_WHAT THIS EXERCISE ASKS_
[1] Answer the following from the text on Samuel Slater:
(a) What did American merchants and entrepreneurs openly advertise bounties for?
(b) Whose deputy at Treasury was Tench Coxe?
(c) To whom did Slater serve as an indentured apprentice?
[2] Write out the stretch of the text on Samuel Slater from "I came across" through "a cotton plant.", word for word.
[3] Extend the text on Samuel Slater, beginning immediately after its final sentence.

_SUPPLIED TEXT_
— begin —
As for Americans who’d escaped the clutches of their British overlords, they had little respect for these laws and stole all they could — much like China today.

In fact, American merchants and entrepreneurs openly advertised bounties for trade secrets and it’s been argued by historians that Samuel Slater provided America with technological breakthroughs that began the process of the United States becoming the world’s leading economic power.

I came across an old article detailing this. Excerpted below is the history of the “hero” Samuel Slater.

Entrepreneurs advertised openly for skilled British operatives who were willing to risk arrest and imprisonment for sneaking machine designs out of the country. Tench Coxe, Alexander Hamilton’s deputy at Treasury, created a system of bounties to entice sellers of trade secrets, and sent an agent to steal machine drawings, but he was arrested. While skilled operatives were happy to take U.S. bounties, few of them actually knew how to build the machines or how to run a cotton plant.

The breakthrough came in the person of Samuel Slater. As a young farm boy, he served as an indentured apprentice to Jedidiah Strutt, one of the early developers of industrial-scale powered cotton spinning. As Strutt came to appreciate Slater’s great talents, he employed him as an assistant in constructing and starting up new plants. (In his signed indenture, Slater promised to “faithfully … serve [Strutt’s] Secrets.”)
— end —
(Stored dataset items)
— begin —
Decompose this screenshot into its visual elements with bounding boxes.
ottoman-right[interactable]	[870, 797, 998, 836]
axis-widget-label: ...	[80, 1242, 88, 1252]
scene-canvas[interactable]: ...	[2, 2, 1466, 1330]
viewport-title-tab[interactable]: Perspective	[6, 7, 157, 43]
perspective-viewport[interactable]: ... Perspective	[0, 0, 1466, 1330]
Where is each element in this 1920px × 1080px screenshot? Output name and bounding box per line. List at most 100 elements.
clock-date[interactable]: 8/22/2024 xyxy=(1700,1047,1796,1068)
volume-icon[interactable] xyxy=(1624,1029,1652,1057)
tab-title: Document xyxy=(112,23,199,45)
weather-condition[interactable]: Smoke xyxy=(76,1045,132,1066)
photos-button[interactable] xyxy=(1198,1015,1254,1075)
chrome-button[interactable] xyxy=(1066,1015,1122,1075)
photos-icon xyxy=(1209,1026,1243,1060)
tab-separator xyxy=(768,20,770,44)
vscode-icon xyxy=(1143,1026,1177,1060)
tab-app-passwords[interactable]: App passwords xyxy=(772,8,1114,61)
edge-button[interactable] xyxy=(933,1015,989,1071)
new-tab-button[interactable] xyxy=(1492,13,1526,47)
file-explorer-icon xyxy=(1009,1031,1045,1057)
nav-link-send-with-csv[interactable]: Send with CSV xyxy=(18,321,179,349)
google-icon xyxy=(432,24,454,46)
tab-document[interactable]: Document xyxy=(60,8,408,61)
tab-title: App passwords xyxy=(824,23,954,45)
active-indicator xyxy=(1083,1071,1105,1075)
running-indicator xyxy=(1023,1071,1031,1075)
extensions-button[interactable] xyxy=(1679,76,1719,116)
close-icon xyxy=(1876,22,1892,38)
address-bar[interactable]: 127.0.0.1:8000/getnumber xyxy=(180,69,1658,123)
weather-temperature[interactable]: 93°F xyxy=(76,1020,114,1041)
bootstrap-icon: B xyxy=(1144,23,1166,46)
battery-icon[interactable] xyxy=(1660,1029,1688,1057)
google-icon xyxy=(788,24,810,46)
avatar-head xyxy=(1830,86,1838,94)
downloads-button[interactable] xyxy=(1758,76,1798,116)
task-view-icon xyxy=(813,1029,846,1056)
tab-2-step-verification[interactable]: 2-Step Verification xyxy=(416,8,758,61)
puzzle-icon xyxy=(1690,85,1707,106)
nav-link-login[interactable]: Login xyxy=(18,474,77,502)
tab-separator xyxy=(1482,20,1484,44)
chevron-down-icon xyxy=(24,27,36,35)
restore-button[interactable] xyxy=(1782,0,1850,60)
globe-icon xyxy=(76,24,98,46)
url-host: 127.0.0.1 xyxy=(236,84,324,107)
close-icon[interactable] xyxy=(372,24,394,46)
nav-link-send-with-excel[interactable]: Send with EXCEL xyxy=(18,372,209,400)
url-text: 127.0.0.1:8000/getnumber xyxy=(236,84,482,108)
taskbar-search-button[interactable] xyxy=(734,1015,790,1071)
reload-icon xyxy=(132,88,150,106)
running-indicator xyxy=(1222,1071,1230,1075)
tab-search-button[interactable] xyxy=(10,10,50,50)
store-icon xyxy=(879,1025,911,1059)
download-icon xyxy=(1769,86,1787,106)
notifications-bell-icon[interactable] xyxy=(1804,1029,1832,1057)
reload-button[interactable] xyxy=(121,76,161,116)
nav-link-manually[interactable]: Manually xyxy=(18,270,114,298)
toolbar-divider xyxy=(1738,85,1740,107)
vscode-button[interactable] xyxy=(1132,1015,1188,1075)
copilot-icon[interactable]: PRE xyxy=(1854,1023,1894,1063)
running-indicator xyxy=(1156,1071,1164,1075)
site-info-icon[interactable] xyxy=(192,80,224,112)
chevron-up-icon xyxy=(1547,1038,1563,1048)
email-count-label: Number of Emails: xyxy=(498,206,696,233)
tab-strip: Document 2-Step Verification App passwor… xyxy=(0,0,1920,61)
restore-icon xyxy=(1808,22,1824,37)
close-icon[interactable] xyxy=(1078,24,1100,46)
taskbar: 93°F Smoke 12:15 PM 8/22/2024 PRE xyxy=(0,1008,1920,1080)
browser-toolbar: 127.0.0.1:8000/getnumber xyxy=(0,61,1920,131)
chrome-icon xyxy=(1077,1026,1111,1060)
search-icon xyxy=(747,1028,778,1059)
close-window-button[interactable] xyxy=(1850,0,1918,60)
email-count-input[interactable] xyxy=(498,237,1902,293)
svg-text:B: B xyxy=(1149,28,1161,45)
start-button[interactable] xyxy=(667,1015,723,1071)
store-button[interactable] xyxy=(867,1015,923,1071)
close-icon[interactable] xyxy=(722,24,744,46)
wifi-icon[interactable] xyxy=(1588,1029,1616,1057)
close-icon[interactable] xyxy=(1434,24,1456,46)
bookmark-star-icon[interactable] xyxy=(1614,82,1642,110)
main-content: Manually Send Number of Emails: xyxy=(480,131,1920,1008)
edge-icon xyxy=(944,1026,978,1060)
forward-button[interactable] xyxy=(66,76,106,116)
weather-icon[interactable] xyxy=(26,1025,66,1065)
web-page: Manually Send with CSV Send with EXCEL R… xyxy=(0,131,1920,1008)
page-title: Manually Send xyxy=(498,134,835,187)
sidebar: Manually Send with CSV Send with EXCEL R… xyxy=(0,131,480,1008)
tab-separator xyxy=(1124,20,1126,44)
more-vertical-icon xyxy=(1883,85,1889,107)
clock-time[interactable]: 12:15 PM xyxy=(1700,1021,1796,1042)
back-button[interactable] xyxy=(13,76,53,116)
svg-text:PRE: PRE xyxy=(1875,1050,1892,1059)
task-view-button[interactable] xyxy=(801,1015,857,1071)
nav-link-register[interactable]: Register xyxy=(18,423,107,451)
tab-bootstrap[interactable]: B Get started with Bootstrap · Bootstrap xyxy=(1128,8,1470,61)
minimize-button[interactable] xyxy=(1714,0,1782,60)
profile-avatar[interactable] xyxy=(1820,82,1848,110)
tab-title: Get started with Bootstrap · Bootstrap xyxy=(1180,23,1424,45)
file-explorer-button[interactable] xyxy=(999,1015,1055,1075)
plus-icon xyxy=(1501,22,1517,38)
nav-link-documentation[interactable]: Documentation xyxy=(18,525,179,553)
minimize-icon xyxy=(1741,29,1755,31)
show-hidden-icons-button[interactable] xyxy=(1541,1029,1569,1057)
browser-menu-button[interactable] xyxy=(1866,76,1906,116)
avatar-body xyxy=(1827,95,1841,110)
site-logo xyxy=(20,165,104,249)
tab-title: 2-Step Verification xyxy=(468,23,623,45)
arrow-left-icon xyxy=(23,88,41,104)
— end —
_RESPONSE LIST_
[1]
(a) Trade secrets.
(b) Alexander Hamilton's.
(c) Jedidiah Strutt.

[2]
I came across an old article detailing this. Excerpted below is the history of the “hero” Samuel Slater.

Entrepreneurs advertised openly for skilled British operatives who were willing to risk arrest and imprisonment for sneaking machine designs out of the country. Tench Coxe, Alexander Hamilton’s deputy at Treasury, created a system of bounties to entice sellers of trade secrets, and sent an agent to steal machine drawings, but he was arrested. While skilled operatives were happy to take U.S. bounties, few of them actually knew how to build the machines or how to run a cotton plant.

[3]
Worried about his future in England, Slater made the jump to the United States when he was 21, bringing an unusually deep background in mechanized spinning. Emigrating under an assumed name, he answered an ad from Moses Brown, a leading Providence merchant, who had been badly stung by ersatz British spinning machinery. Brown was sufficiently impressed by Slater to finance a factory partnership, and over the next 15 years, Slater, Brown, their partners, and the many people they trained created a powered thread-making empire that stretched throughout New England and down into the Middle Atlantic states. Former president Andrew Jackson called Slater “The Father of the American Industrial Revolution,” the Brits called him “Slater the Traitor.”

Today the shoe’s just on the other foot but the trends are no less powerful.

In 1995, China’s GDP made up less than 2% of the world economy. Nobody cared about a bunch of peasants scrummaging around looking like they’d stepped off the set of Schindler’s list.

Today it’s bumping its giant head up against the 15% mark, and the country is printing more billionaires each month than any other on earth. In the next two decades their economy will be triple the size of the US.

Liberalisation of their economy, a massive devaluing of the RMB — there’ve been many reasons for it. But like Japan before them and the US before them, China is on this path. It’s a path towards empire-dom.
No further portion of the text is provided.